| TASK A |
Copy these lines from the records, starting at the first line of the records and ending after the line that contains "The isolation matrix 830 is at (341, 321).". Include both of those lines, and omit the pictures.

##### PASSAGE #####

2. SAME—MASTER'S AUTHORITY TO SELL—NOTICE.
The master has no authority to sell damaged cargo in a foreign port without notice to the owner or shipper, when there is abundant time and means for communication with him.
3. SAME—CASE STATED—BILL OF LADING—QUALITY UNKNOWN.
Where the bark E. S., laden with rags and railroad iron, in a voyage from Libau to New York, sprung a leak in a gale in the North sea through overloading amidships, whereby some of the rags were wet; and being obliged to put in at Cowes for repairs, the cargo was all unloaded, and a considerable portion of the rags was found to be hot, steaming, and rotten, and not capable of being put into condition to be brought to New York; and communication being practicable with the shipper at Libau by mail within three days, and by telegraph daily; and that portion of the cargo not capable of being brought to New York having been sold after repeated surveys, and under the advice of the consul, after notice sent by him to the shipper at Libau without answer or direction received in reply, and the sale being fairly made, held, that the sale was justifiable, but that the vessel was responsible for all loss occasioned by the leak through overloading amidships. Held, also, that under the terms of the bill of lading, “quality unknown,” the vessel might show bad condition of the rags when shipped; that the steaming condition of the rags on the morning following the gale was an indication that part were probably shipped in bail condition; and there being no direct evidence of their condition when shipped; held, that that question should be submitted for further evidence before the commissioner in connection with proof of damage occasioned by the Ship's leak.
4. EVIDENCE—COMMISSION—ANSWER TO GENERAL INTERROGATORY.
Upon commission to examine the consul at Cowes as a witness in behalf of the bark, the consul, in reply to the last general interrogatory, whether he knew anything further to the advantage of the ship, having replied that he and his firm communicated with the shipper at Libau before the sale and received no answer or direction; the subject being nowhere else alluded to in the pleadings, interrogatories, or testimony, and the commission having been returned and filed a year before the trial, held, that the answer should stand, and that it was sufficient prima facie evidence of proper communication with the shipper in the absence of any countervailing evidence, and that the motion to suppress that answer or for leave to cross-examine by further interrogatories should have been made before trial.

##### MATERIAL TO PROCESS #####

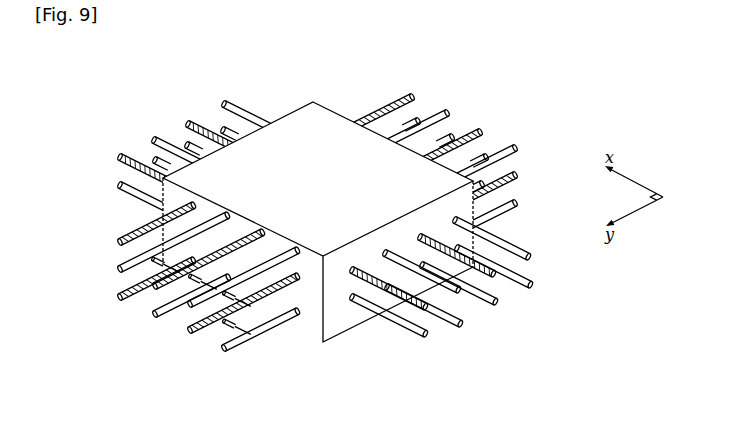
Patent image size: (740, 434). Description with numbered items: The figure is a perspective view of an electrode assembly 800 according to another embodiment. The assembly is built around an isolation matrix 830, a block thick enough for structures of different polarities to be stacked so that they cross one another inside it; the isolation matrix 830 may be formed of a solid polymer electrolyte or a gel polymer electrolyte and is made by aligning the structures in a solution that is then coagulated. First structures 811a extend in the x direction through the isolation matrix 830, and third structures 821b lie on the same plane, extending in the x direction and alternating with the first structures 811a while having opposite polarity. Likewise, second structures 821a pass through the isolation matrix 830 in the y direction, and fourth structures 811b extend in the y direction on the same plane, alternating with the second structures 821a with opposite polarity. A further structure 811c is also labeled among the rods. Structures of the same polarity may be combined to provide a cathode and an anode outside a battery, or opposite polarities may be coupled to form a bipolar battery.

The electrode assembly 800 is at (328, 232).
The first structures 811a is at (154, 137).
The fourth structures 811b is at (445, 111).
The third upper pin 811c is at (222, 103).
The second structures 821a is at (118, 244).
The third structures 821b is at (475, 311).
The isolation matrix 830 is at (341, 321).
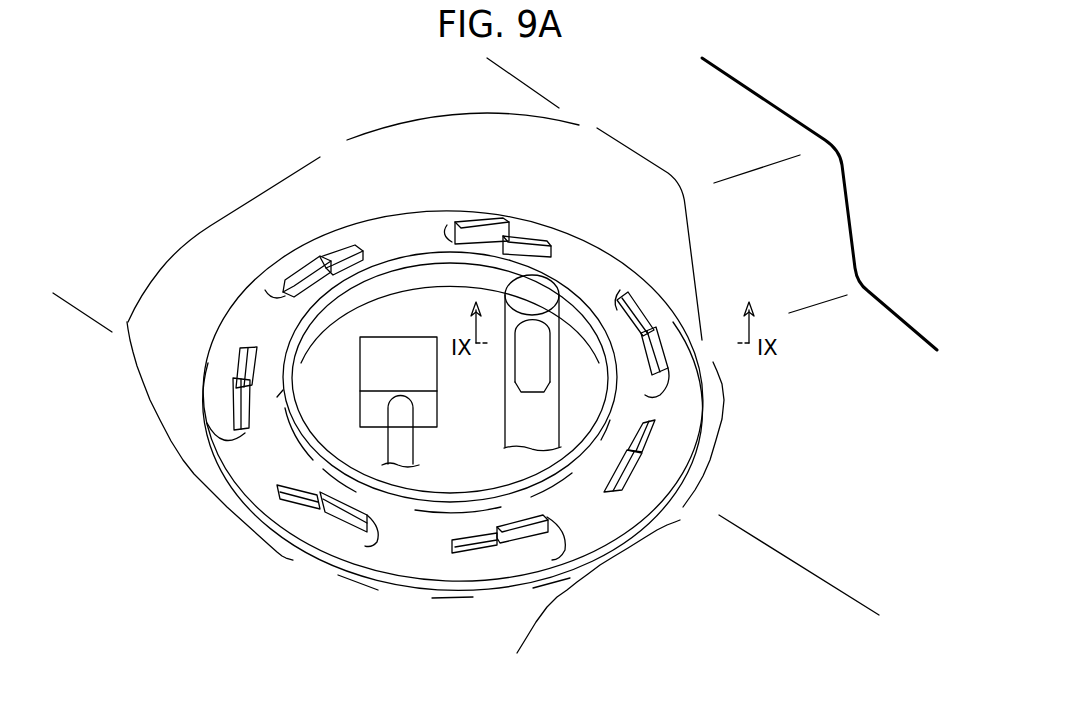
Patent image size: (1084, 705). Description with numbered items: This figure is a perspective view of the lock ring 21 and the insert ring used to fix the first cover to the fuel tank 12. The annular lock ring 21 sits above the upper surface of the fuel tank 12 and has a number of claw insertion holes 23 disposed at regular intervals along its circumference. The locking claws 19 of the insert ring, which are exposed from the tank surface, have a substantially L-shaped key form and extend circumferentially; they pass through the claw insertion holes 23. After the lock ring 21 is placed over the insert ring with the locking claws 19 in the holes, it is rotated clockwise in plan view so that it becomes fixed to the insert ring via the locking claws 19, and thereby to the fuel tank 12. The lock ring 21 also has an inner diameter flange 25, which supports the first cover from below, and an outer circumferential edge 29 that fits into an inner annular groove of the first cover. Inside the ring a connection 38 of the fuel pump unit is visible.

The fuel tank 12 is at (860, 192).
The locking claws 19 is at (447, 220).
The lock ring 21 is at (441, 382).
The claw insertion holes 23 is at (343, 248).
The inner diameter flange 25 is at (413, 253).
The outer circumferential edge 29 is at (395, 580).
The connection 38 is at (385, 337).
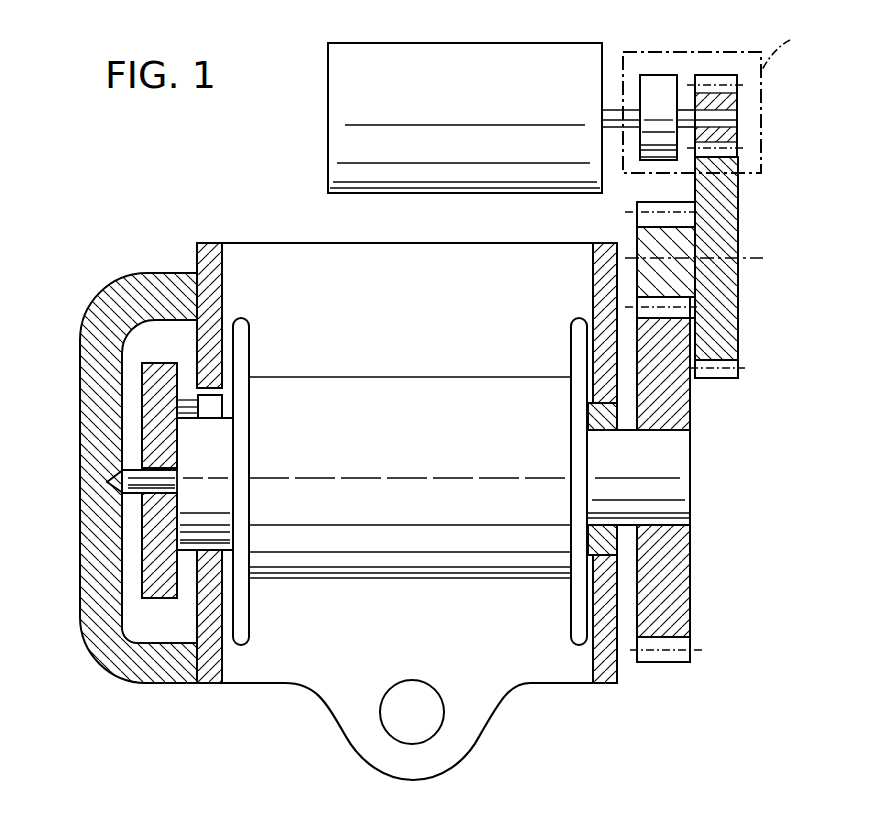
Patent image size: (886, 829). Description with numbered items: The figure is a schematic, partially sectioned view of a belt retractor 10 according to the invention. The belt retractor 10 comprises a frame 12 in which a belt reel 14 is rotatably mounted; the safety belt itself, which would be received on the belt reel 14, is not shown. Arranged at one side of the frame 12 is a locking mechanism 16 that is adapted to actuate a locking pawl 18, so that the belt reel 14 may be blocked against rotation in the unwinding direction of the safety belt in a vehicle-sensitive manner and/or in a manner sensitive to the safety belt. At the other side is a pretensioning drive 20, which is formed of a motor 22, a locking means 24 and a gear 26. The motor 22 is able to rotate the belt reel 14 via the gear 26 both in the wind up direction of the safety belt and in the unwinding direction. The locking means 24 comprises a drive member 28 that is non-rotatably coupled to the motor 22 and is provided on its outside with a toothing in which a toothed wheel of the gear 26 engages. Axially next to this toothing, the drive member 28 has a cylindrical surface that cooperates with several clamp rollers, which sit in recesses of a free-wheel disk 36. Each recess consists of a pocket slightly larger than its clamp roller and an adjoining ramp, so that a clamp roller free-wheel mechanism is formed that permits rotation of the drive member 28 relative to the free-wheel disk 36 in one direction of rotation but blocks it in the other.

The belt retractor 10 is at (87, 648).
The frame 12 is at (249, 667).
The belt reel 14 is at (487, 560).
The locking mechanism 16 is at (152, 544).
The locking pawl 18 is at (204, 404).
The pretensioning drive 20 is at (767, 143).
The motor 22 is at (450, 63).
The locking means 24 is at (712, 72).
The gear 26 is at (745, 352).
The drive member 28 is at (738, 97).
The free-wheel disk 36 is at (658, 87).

#####

| TASK B |
Translate this sentence from the passage on a ship master's authority to sell damaged cargo into Spanish: "The master has no authority to sell damaged cargo in a foreign port without notice to the owner or shipper, when there is abundant time and means for communication with him."

| WRITTEN ANSWER A |
Patent image size: (740, 434). Description with numbered items: The figure is a perspective view of an electrode assembly 800 according to another embodiment. The assembly is built around an isolation matrix 830, a block thick enough for structures of different polarities to be stacked so that they cross one another inside it; the isolation matrix 830 may be formed of a solid polymer electrolyte or a gel polymer electrolyte and is made by aligning the structures in a solution that is then coagulated. First structures 811a extend in the x direction through the isolation matrix 830, and third structures 821b lie on the same plane, extending in the x direction and alternating with the first structures 811a while having opposite polarity. Likewise, second structures 821a pass through the isolation matrix 830 in the y direction, and fourth structures 811b extend in the y direction on the same plane, alternating with the second structures 821a with opposite polarity. A further structure 811c is also labeled among the rods. Structures of the same polarity may be combined to provide a cathode and an anode outside a battery, or opposite polarities may be coupled to form a bipolar battery.

The electrode assembly 800 is at (328, 232).
The first structures 811a is at (154, 137).
The fourth structures 811b is at (445, 111).
The third upper pin 811c is at (222, 103).
The second structures 821a is at (118, 244).
The third structures 821b is at (475, 311).
The isolation matrix 830 is at (341, 321).

| WRITTEN ANSWER B |
El capitán no tiene autoridad para vender carga averiada en un puerto extranjero sin dar aviso al propietario o al cargador, cuando hay tiempo y medios abundantes para comunicarse con él.